» EXERCISE: Return every line of the records below verbatim, with no pictures in the copy.

>> begin SUPPLIED MATERIAL

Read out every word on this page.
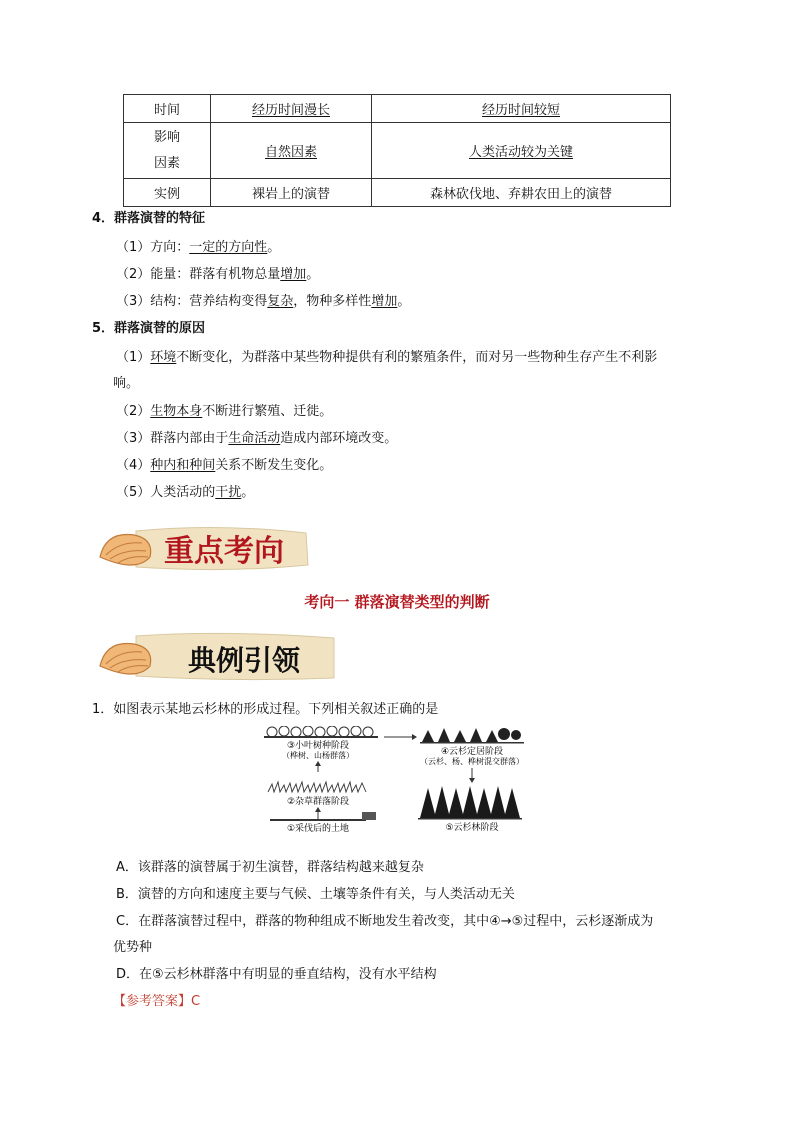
时间	经历时间漫长	经历时间较短
影响
因素	自然因素	人类活动较为关键
实例	裸岩上的演替	森林砍伐地、弃耕农田上的演替
4．群落演替的特征
（1）方向：一定的方向性。
（2）能量：群落有机物总量增加。
（3）结构：营养结构变得复杂，物种多样性增加。
5．群落演替的原因
（1）环境不断变化，为群落中某些物种提供有利的繁殖条件，而对另一些物种生存产生不利影
响。
（2）生物本身不断进行繁殖、迁徙。
（3）群落内部由于生命活动造成内部环境改变。
（4）种内和种间关系不断发生变化。
（5）人类活动的干扰。
重点考向
考向一 群落演替类型的判断
典例引领
1．如图表示某地云杉林的形成过程。下列相关叙述正确的是
③小叶树种阶段
（桦树、山杨群落）
②杂草群落阶段
①采伐后的土地
④云杉定居阶段
（云杉、杨、桦树混交群落）
⑤云杉林阶段
A．该群落的演替属于初生演替，群落结构越来越复杂
B．演替的方向和速度主要与气候、土壤等条件有关，与人类活动无关
C．在群落演替过程中，群落的物种组成不断地发生着改变，其中④→⑤过程中，云杉逐渐成为
优势种
D．在⑤云杉林群落中有明显的垂直结构，没有水平结构
【参考答案】C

>> end SUPPLIED MATERIAL

» EXERCISE RESPONSE:
Read out every word on this page.
时间	经历时间漫长	经历时间较短
影响
因素	自然因素	人类活动较为关键
实例	裸岩上的演替	森林砍伐地、弃耕农田上的演替
4．群落演替的特征
（1）方向：一定的方向性。
（2）能量：群落有机物总量增加。
（3）结构：营养结构变得复杂，物种多样性增加。
5．群落演替的原因
（1）环境不断变化，为群落中某些物种提供有利的繁殖条件，而对另一些物种生存产生不利影
响。
（2）生物本身不断进行繁殖、迁徙。
（3）群落内部由于生命活动造成内部环境改变。
（4）种内和种间关系不断发生变化。
（5）人类活动的干扰。
重点考向
考向一 群落演替类型的判断
典例引领
1．如图表示某地云杉林的形成过程。下列相关叙述正确的是
③小叶树种阶段
（桦树、山杨群落）
②杂草群落阶段
①采伐后的土地
④云杉定居阶段
（云杉、杨、桦树混交群落）
⑤云杉林阶段
A．该群落的演替属于初生演替，群落结构越来越复杂
B．演替的方向和速度主要与气候、土壤等条件有关，与人类活动无关
C．在群落演替过程中，群落的物种组成不断地发生着改变，其中④→⑤过程中，云杉逐渐成为
优势种
D．在⑤云杉林群落中有明显的垂直结构，没有水平结构
【参考答案】C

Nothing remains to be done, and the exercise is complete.